Pick out every line that holds the string "薪金所得" and copy it.

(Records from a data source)
☆ ☆ ☆ ☆
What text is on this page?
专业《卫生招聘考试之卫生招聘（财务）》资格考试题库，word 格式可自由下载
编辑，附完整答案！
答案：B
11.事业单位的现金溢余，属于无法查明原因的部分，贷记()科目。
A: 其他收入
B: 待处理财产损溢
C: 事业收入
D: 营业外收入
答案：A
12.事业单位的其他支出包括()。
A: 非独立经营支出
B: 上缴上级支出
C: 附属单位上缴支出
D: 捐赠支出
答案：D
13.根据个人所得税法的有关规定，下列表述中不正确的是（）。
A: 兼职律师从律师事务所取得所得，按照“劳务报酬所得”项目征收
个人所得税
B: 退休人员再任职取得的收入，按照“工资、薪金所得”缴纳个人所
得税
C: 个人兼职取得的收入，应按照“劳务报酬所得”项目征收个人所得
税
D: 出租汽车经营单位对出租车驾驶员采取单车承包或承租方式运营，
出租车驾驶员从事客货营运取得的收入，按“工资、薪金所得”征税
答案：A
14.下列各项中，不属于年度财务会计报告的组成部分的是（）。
☆ ☆ ☆ ☆
→ **RESPONSE**
B: 退休人员再任职取得的收入，按照“工资、薪金所得”缴纳个人所
出租车驾驶员从事客货营运取得的收入，按“工资、薪金所得”征税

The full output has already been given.